** START **

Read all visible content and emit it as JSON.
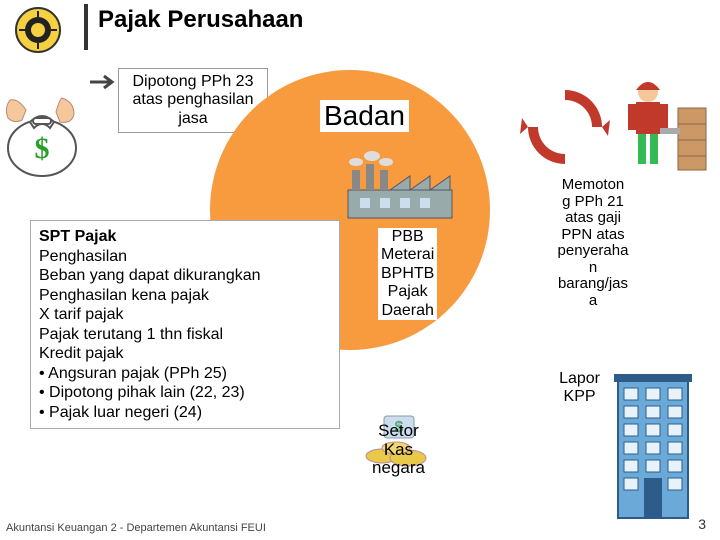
{
  "title": "Pajak Perusahaan",
  "topbox": "Dipotong PPh 23 atas penghasilan jasa",
  "badan": "Badan",
  "centerlist": [
    "PBB",
    "Meterai",
    "BPHTB",
    "Pajak",
    "Daerah"
  ],
  "spt": {
    "header": "SPT Pajak",
    "lines": [
      "Penghasilan",
      "Beban yang dapat dikurangkan",
      "Penghasilan kena pajak",
      "X tarif pajak",
      "Pajak terutang 1 thn fiskal",
      "Kredit pajak",
      "• Angsuran pajak (PPh 25)",
      "• Dipotong pihak lain (22, 23)",
      "• Pajak luar negeri (24)"
    ]
  },
  "rightbox": "Memotong PPh 21 atas gaji PPN atas penyerahan barang/jasa",
  "lapor": "Lapor KPP",
  "setor": "Setor Kas negara",
  "footer": "Akuntansi Keuangan 2 - Departemen Akuntansi FEUI",
  "page": "3",
  "colors": {
    "circle": "#f79b3e",
    "arrow_red": "#c0392b",
    "worker_red": "#c0392b",
    "building_blue": "#6aa9d8",
    "building_outline": "#2c5d8a"
  }
}
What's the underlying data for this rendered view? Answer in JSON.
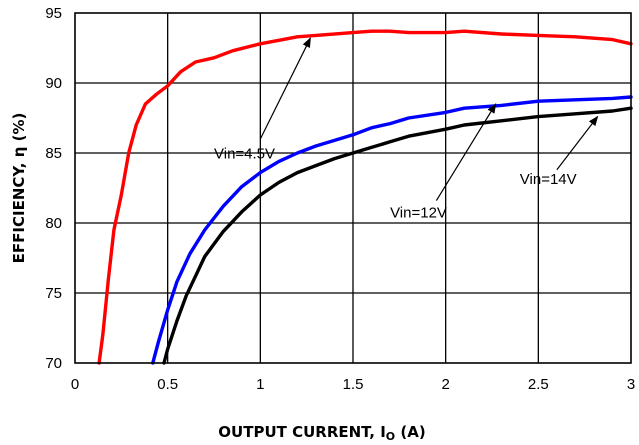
{
  "chart_data": {
    "type": "line",
    "title": "",
    "xlabel": "OUTPUT CURRENT, I",
    "xlabel_sub": "O",
    "xlabel_unit": " (A)",
    "ylabel": "EFFICIENCY, η  (%)",
    "xlim": [
      0,
      3
    ],
    "ylim": [
      70,
      95
    ],
    "xticks": [
      0,
      0.5,
      1,
      1.5,
      2,
      2.5,
      3
    ],
    "xtick_labels": [
      "0",
      "0.5",
      "1",
      "1.5",
      "2",
      "2.5",
      "3"
    ],
    "yticks": [
      70,
      75,
      80,
      85,
      90,
      95
    ],
    "ytick_labels": [
      "70",
      "75",
      "80",
      "85",
      "90",
      "95"
    ],
    "grid": true,
    "legend": "none",
    "series": [
      {
        "color": "#ff0000",
        "x": [
          0.13,
          0.15,
          0.18,
          0.21,
          0.25,
          0.29,
          0.33,
          0.38,
          0.44,
          0.5,
          0.57,
          0.65,
          0.75,
          0.85,
          1.0,
          1.2,
          1.3,
          1.5,
          1.6,
          1.7,
          1.8,
          2.0,
          2.1,
          2.3,
          2.5,
          2.7,
          2.9,
          3.0
        ],
        "y": [
          70,
          72,
          76,
          79.5,
          82,
          85,
          87,
          88.5,
          89.2,
          89.8,
          90.8,
          91.5,
          91.8,
          92.3,
          92.8,
          93.3,
          93.4,
          93.6,
          93.7,
          93.7,
          93.6,
          93.6,
          93.7,
          93.5,
          93.4,
          93.3,
          93.1,
          92.8
        ]
      },
      {
        "color": "#0000ff",
        "x": [
          0.42,
          0.45,
          0.5,
          0.55,
          0.62,
          0.7,
          0.8,
          0.9,
          1.0,
          1.1,
          1.2,
          1.3,
          1.4,
          1.5,
          1.6,
          1.7,
          1.8,
          2.0,
          2.1,
          2.3,
          2.5,
          2.7,
          2.9,
          3.0
        ],
        "y": [
          70,
          71.5,
          73.8,
          75.8,
          77.8,
          79.5,
          81.2,
          82.6,
          83.6,
          84.4,
          85.0,
          85.5,
          85.9,
          86.3,
          86.8,
          87.1,
          87.5,
          87.9,
          88.2,
          88.4,
          88.7,
          88.8,
          88.9,
          89.0
        ]
      },
      {
        "color": "#000000",
        "x": [
          0.48,
          0.5,
          0.55,
          0.6,
          0.65,
          0.7,
          0.8,
          0.9,
          1.0,
          1.1,
          1.2,
          1.3,
          1.4,
          1.5,
          1.6,
          1.7,
          1.8,
          2.0,
          2.1,
          2.3,
          2.5,
          2.7,
          2.9,
          3.0
        ],
        "y": [
          70,
          71,
          73,
          74.8,
          76.2,
          77.6,
          79.4,
          80.8,
          82.0,
          82.9,
          83.6,
          84.1,
          84.6,
          85.0,
          85.4,
          85.8,
          86.2,
          86.7,
          87.0,
          87.3,
          87.6,
          87.8,
          88.0,
          88.2
        ]
      }
    ],
    "annotations": [
      {
        "text": "Vin=4.5V",
        "anchor": [
          0.75,
          84.6
        ],
        "arrow_from": [
          1.0,
          86.0
        ],
        "arrow_to": [
          1.27,
          93.2
        ]
      },
      {
        "text": "Vin=12V",
        "anchor": [
          1.7,
          80.4
        ],
        "arrow_from": [
          1.95,
          81.6
        ],
        "arrow_to": [
          2.27,
          88.5
        ]
      },
      {
        "text": "Vin=14V",
        "anchor": [
          2.4,
          82.8
        ],
        "arrow_from": [
          2.6,
          83.8
        ],
        "arrow_to": [
          2.82,
          87.6
        ]
      }
    ]
  }
}
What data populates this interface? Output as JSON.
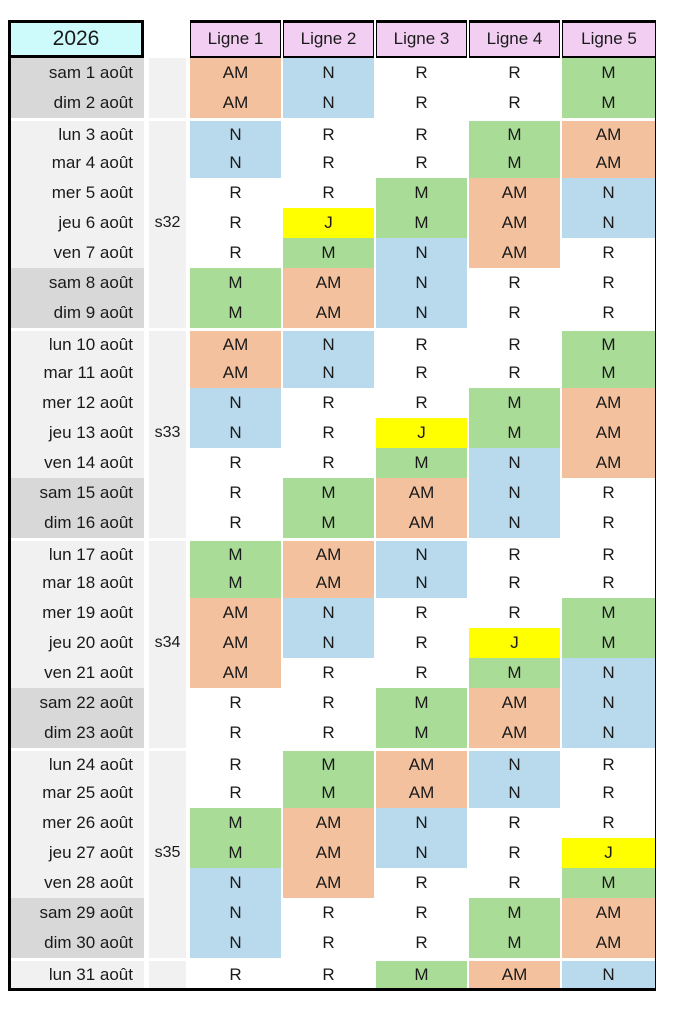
{
  "header": {
    "year": "2026",
    "columns": [
      "Ligne 1",
      "Ligne 2",
      "Ligne 3",
      "Ligne 4",
      "Ligne 5"
    ]
  },
  "colors": {
    "shift_AM": "#F4C19E",
    "shift_N": "#B9D9EC",
    "shift_R": "#FFFFFF",
    "shift_M": "#A9DC96",
    "shift_J": "#FFFF00",
    "header_fill": "#F1CEF2",
    "year_fill": "#CDFBFB",
    "weekday_fill": "#F1F1F1",
    "weekend_fill": "#D8D8D8",
    "border": "#000000"
  },
  "week_labels": [
    "s32",
    "s33",
    "s34",
    "s35"
  ],
  "rows": [
    {
      "date": "sam 1 août",
      "week": "",
      "weekend": true,
      "values": [
        "AM",
        "N",
        "R",
        "R",
        "M"
      ]
    },
    {
      "date": "dim 2 août",
      "week": "",
      "weekend": true,
      "values": [
        "AM",
        "N",
        "R",
        "R",
        "M"
      ]
    },
    {
      "date": "lun 3 août",
      "week": "",
      "weekend": false,
      "values": [
        "N",
        "R",
        "R",
        "M",
        "AM"
      ]
    },
    {
      "date": "mar 4 août",
      "week": "",
      "weekend": false,
      "values": [
        "N",
        "R",
        "R",
        "M",
        "AM"
      ]
    },
    {
      "date": "mer 5 août",
      "week": "",
      "weekend": false,
      "values": [
        "R",
        "R",
        "M",
        "AM",
        "N"
      ]
    },
    {
      "date": "jeu 6 août",
      "week": "s32",
      "weekend": false,
      "values": [
        "R",
        "J",
        "M",
        "AM",
        "N"
      ]
    },
    {
      "date": "ven 7 août",
      "week": "",
      "weekend": false,
      "values": [
        "R",
        "M",
        "N",
        "AM",
        "R"
      ]
    },
    {
      "date": "sam 8 août",
      "week": "",
      "weekend": true,
      "values": [
        "M",
        "AM",
        "N",
        "R",
        "R"
      ]
    },
    {
      "date": "dim 9 août",
      "week": "",
      "weekend": true,
      "values": [
        "M",
        "AM",
        "N",
        "R",
        "R"
      ]
    },
    {
      "date": "lun 10 août",
      "week": "",
      "weekend": false,
      "values": [
        "AM",
        "N",
        "R",
        "R",
        "M"
      ]
    },
    {
      "date": "mar 11 août",
      "week": "",
      "weekend": false,
      "values": [
        "AM",
        "N",
        "R",
        "R",
        "M"
      ]
    },
    {
      "date": "mer 12 août",
      "week": "",
      "weekend": false,
      "values": [
        "N",
        "R",
        "R",
        "M",
        "AM"
      ]
    },
    {
      "date": "jeu 13 août",
      "week": "s33",
      "weekend": false,
      "values": [
        "N",
        "R",
        "J",
        "M",
        "AM"
      ]
    },
    {
      "date": "ven 14 août",
      "week": "",
      "weekend": false,
      "values": [
        "R",
        "R",
        "M",
        "N",
        "AM"
      ]
    },
    {
      "date": "sam 15 août",
      "week": "",
      "weekend": true,
      "values": [
        "R",
        "M",
        "AM",
        "N",
        "R"
      ]
    },
    {
      "date": "dim 16 août",
      "week": "",
      "weekend": true,
      "values": [
        "R",
        "M",
        "AM",
        "N",
        "R"
      ]
    },
    {
      "date": "lun 17 août",
      "week": "",
      "weekend": false,
      "values": [
        "M",
        "AM",
        "N",
        "R",
        "R"
      ]
    },
    {
      "date": "mar 18 août",
      "week": "",
      "weekend": false,
      "values": [
        "M",
        "AM",
        "N",
        "R",
        "R"
      ]
    },
    {
      "date": "mer 19 août",
      "week": "",
      "weekend": false,
      "values": [
        "AM",
        "N",
        "R",
        "R",
        "M"
      ]
    },
    {
      "date": "jeu 20 août",
      "week": "s34",
      "weekend": false,
      "values": [
        "AM",
        "N",
        "R",
        "J",
        "M"
      ]
    },
    {
      "date": "ven 21 août",
      "week": "",
      "weekend": false,
      "values": [
        "AM",
        "R",
        "R",
        "M",
        "N"
      ]
    },
    {
      "date": "sam 22 août",
      "week": "",
      "weekend": true,
      "values": [
        "R",
        "R",
        "M",
        "AM",
        "N"
      ]
    },
    {
      "date": "dim 23 août",
      "week": "",
      "weekend": true,
      "values": [
        "R",
        "R",
        "M",
        "AM",
        "N"
      ]
    },
    {
      "date": "lun 24 août",
      "week": "",
      "weekend": false,
      "values": [
        "R",
        "M",
        "AM",
        "N",
        "R"
      ]
    },
    {
      "date": "mar 25 août",
      "week": "",
      "weekend": false,
      "values": [
        "R",
        "M",
        "AM",
        "N",
        "R"
      ]
    },
    {
      "date": "mer 26 août",
      "week": "",
      "weekend": false,
      "values": [
        "M",
        "AM",
        "N",
        "R",
        "R"
      ]
    },
    {
      "date": "jeu 27 août",
      "week": "s35",
      "weekend": false,
      "values": [
        "M",
        "AM",
        "N",
        "R",
        "J"
      ]
    },
    {
      "date": "ven 28 août",
      "week": "",
      "weekend": false,
      "values": [
        "N",
        "AM",
        "R",
        "R",
        "M"
      ]
    },
    {
      "date": "sam 29 août",
      "week": "",
      "weekend": true,
      "values": [
        "N",
        "R",
        "R",
        "M",
        "AM"
      ]
    },
    {
      "date": "dim 30 août",
      "week": "",
      "weekend": true,
      "values": [
        "N",
        "R",
        "R",
        "M",
        "AM"
      ]
    },
    {
      "date": "lun 31 août",
      "week": "",
      "weekend": false,
      "values": [
        "R",
        "R",
        "M",
        "AM",
        "N"
      ]
    }
  ]
}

** END **

THE EXERCISE>
Go through the preceding material and copy each line that has the word "jasa".

EXERCISE SOLUTION>
  "topbox": "Dipotong PPh 23 atas penghasilan jasa",
  "rightbox": "Memotong PPh 21 atas gaji PPN atas penyerahan barang/jasa",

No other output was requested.